Copy out all the lines in the records that include the word "Contribution".

(Figure record listings)
* * *

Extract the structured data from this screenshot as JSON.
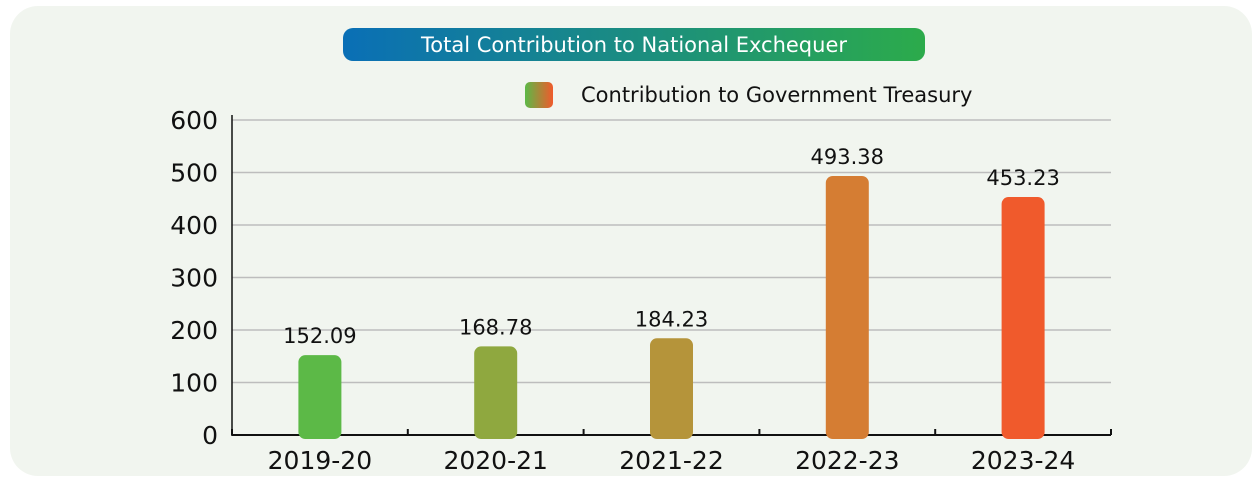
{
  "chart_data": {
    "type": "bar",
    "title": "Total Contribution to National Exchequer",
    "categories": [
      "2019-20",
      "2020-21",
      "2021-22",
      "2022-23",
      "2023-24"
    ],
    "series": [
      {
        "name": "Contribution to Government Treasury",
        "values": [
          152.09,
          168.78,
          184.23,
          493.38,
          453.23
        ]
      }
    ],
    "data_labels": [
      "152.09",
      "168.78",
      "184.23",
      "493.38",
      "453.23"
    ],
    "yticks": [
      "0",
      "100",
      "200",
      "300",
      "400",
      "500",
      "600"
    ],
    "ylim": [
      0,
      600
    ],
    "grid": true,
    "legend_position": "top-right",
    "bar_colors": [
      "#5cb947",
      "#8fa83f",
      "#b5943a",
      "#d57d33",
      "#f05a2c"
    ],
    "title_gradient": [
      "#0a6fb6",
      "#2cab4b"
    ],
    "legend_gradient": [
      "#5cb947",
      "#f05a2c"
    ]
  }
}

* * *

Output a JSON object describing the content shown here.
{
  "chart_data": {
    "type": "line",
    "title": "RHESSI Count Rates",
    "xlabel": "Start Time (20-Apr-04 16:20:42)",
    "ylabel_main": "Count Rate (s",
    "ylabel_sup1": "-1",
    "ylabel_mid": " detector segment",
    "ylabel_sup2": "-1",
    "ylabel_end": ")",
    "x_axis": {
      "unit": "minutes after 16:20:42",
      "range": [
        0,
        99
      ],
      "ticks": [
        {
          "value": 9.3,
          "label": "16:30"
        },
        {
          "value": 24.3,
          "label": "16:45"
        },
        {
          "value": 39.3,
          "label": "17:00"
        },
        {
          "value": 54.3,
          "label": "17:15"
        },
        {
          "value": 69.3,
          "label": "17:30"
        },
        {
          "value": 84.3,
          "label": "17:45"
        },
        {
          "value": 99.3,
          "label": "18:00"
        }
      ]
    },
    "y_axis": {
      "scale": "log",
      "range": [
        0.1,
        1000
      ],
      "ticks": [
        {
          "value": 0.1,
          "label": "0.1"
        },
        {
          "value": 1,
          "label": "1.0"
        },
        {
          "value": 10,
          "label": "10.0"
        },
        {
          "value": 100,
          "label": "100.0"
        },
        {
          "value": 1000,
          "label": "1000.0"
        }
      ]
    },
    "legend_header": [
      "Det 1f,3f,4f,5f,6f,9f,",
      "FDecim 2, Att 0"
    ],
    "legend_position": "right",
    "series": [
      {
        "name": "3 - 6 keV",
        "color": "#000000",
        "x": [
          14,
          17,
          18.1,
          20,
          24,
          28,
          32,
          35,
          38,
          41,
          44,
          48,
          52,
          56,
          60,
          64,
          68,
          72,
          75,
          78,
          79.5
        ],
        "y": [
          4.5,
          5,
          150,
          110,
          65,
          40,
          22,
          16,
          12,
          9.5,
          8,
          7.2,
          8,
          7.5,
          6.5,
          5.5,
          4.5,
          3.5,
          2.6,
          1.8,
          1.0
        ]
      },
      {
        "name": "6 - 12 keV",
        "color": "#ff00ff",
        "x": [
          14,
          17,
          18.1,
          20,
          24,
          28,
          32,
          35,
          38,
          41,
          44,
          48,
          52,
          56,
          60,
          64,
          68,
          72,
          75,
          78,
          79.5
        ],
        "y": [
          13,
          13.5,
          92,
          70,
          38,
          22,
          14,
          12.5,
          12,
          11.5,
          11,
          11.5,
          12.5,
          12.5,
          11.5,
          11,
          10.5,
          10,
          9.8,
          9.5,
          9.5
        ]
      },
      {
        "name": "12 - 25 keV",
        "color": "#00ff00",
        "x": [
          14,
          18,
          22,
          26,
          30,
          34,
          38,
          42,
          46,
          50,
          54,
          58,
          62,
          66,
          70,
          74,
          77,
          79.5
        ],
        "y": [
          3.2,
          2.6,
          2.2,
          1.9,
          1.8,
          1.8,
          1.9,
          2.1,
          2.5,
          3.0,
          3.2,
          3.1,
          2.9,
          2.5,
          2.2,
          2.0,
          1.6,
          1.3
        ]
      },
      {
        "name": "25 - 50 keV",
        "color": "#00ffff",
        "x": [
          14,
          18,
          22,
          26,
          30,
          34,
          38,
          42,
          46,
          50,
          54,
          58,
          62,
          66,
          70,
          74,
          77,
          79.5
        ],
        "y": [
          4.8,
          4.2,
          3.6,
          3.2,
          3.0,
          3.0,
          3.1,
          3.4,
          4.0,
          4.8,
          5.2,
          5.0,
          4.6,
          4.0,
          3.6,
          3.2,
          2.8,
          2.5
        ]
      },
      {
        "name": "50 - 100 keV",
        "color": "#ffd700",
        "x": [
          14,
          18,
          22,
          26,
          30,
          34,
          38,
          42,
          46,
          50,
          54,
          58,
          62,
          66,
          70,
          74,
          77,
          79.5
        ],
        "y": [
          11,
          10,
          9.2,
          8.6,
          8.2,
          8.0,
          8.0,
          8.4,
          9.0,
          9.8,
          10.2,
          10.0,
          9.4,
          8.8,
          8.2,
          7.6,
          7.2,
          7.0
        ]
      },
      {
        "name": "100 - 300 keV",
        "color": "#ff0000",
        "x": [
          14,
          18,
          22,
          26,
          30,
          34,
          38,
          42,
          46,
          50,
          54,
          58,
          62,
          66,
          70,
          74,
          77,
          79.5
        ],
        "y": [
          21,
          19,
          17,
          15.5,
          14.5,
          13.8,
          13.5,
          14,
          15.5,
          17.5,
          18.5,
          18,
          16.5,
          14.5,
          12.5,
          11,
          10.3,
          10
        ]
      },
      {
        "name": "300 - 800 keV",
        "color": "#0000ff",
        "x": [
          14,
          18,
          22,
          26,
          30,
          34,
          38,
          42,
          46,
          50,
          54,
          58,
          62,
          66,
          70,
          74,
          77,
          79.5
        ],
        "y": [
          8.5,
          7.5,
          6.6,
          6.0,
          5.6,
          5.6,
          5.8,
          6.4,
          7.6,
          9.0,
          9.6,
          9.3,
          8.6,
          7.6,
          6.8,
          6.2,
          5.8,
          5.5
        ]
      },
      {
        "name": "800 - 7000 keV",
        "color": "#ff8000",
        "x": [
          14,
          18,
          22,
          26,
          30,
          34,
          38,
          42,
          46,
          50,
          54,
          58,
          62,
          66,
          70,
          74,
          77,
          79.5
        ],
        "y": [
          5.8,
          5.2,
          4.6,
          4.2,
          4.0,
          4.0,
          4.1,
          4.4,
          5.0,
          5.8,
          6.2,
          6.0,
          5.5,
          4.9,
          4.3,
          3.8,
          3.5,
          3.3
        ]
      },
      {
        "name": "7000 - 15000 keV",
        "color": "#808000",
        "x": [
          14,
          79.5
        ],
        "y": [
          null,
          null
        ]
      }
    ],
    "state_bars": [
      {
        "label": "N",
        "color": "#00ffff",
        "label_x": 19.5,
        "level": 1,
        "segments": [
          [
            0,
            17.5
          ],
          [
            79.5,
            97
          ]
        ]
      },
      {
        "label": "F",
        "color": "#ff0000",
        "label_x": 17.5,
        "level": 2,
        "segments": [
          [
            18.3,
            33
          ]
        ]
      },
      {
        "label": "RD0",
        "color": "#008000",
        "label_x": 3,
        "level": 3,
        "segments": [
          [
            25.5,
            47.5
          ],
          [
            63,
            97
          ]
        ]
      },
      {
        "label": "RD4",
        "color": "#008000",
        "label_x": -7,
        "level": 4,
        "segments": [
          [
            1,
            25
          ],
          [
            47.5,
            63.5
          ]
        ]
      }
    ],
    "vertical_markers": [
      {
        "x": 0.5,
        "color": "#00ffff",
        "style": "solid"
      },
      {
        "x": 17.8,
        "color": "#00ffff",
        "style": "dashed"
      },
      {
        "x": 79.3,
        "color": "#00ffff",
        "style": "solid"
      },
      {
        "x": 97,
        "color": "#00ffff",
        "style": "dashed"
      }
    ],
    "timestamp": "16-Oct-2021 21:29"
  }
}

* * *

### [EXPECTED ANSWER]
    "title": "Total Contribution to National Exchequer",
        "name": "Contribution to Government Treasury",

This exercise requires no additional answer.